All lines featuring the string "Keynote" are to be listed.

◆ ◆ ◆ ◆

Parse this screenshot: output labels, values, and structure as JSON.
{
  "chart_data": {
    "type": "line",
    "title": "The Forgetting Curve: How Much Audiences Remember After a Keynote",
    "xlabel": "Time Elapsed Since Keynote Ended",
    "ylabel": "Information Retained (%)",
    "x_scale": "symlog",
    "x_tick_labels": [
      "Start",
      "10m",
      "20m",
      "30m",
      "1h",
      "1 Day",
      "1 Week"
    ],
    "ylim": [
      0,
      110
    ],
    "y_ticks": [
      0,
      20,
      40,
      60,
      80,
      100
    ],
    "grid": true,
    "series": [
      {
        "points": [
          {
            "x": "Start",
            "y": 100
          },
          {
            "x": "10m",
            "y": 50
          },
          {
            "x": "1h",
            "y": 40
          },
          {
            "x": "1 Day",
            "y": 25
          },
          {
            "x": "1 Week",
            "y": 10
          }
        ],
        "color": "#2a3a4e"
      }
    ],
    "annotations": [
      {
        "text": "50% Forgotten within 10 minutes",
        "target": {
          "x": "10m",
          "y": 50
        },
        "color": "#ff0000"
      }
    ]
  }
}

◆ ◆ ◆ ◆

FINAL ANSWER:
    "title": "The Forgetting Curve: How Much Audiences Remember After a Keynote",
    "xlabel": "Time Elapsed Since Keynote Ended",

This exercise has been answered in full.